EXERCISE
According to the abstract on petroleum-contaminated soils under heavy metal stress, which microorganisms have greater degradation potential under heavy metal stress?

GIVEN PASSAGE
Microbial community composition and degradation potential of petroleum-contaminated sites under heavy metal stress.

Total petroleum hydrocarbons (n-alkanes), semi-volatile organic compounds, and heavy metals pose major ecological risks at petrochemical-contaminated sites. The efficiency of natural remediation in situ is often unsatisfactory, particularly under heavy metal pollution stress. This study aimed to verify the hypothesis that after long-term contamination and restoration, microbial communities in situ exhibit significantly different biodegradation efficiencies under different concentrations of heavy metals. Moreover, they determine the appropriate microbial community to restore the contaminated soil. Therefore, we investigated the heavy metals in petroleum-contaminated soils and observed that heavy metals effects on distinct ecological clusters varied significantly. Finally, alterations in the native microbial community degradation ability were demonstrated through the occurrence of petroleum pollutant degradation function genes in different communities at the tested sites. Furthermore, structural equation modeling (SEM) was used to explain the influence of all factors on the degradation function of petroleum pollution. These results suggest that heavy metal contamination from petroleum-contaminated sites reduces the efficiency of natural remediation. In addition, it infers that MOD1 microorganisms have greater degradation potential under heavy metal stress. Utilizing appropriate microorganisms in situ may effectively help resist the stress of heavy metals and continuously degrade petroleum pollutants.

EXCERPTED RECORDS
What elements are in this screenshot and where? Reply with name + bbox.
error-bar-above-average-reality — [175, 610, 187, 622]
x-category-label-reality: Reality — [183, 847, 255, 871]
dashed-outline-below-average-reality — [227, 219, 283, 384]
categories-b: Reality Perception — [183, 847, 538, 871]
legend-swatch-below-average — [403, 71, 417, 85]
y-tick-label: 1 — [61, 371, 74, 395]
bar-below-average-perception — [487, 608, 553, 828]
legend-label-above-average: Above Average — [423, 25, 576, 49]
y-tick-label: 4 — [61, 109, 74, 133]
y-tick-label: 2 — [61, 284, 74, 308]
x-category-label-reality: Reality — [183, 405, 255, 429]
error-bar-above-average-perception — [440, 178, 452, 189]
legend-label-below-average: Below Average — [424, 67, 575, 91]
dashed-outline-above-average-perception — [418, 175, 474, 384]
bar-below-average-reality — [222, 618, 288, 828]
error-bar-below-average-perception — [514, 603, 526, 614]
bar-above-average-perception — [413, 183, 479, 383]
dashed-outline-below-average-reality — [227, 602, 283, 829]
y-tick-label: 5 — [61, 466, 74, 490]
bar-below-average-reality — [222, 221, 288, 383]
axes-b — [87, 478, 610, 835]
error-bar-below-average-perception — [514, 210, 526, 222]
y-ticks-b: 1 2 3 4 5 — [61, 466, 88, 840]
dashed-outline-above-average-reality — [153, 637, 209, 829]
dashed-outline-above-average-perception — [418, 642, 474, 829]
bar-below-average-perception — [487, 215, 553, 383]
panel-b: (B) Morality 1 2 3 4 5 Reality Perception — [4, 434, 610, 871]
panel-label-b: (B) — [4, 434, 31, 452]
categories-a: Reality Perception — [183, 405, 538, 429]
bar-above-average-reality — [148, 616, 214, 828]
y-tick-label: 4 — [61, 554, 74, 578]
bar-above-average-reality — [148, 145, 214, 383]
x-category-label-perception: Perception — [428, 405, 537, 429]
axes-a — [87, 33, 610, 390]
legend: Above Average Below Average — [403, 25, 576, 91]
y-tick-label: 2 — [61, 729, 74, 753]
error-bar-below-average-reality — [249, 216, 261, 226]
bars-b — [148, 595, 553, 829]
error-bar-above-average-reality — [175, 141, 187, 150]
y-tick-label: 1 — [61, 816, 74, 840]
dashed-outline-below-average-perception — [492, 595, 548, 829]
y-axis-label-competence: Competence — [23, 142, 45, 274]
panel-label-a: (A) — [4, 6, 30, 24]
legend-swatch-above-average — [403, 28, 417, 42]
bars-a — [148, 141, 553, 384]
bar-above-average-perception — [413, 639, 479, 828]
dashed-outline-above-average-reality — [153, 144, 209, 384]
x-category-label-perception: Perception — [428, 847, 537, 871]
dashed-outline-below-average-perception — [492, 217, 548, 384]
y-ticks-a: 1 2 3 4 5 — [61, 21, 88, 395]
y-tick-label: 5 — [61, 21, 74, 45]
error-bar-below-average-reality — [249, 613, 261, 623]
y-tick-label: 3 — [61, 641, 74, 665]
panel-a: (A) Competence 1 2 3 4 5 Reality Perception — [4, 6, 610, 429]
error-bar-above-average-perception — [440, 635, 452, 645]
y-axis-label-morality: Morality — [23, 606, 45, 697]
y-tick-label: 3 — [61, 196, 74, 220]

RESPONSE TO THIS EXERCISE
MOD1 microorganisms.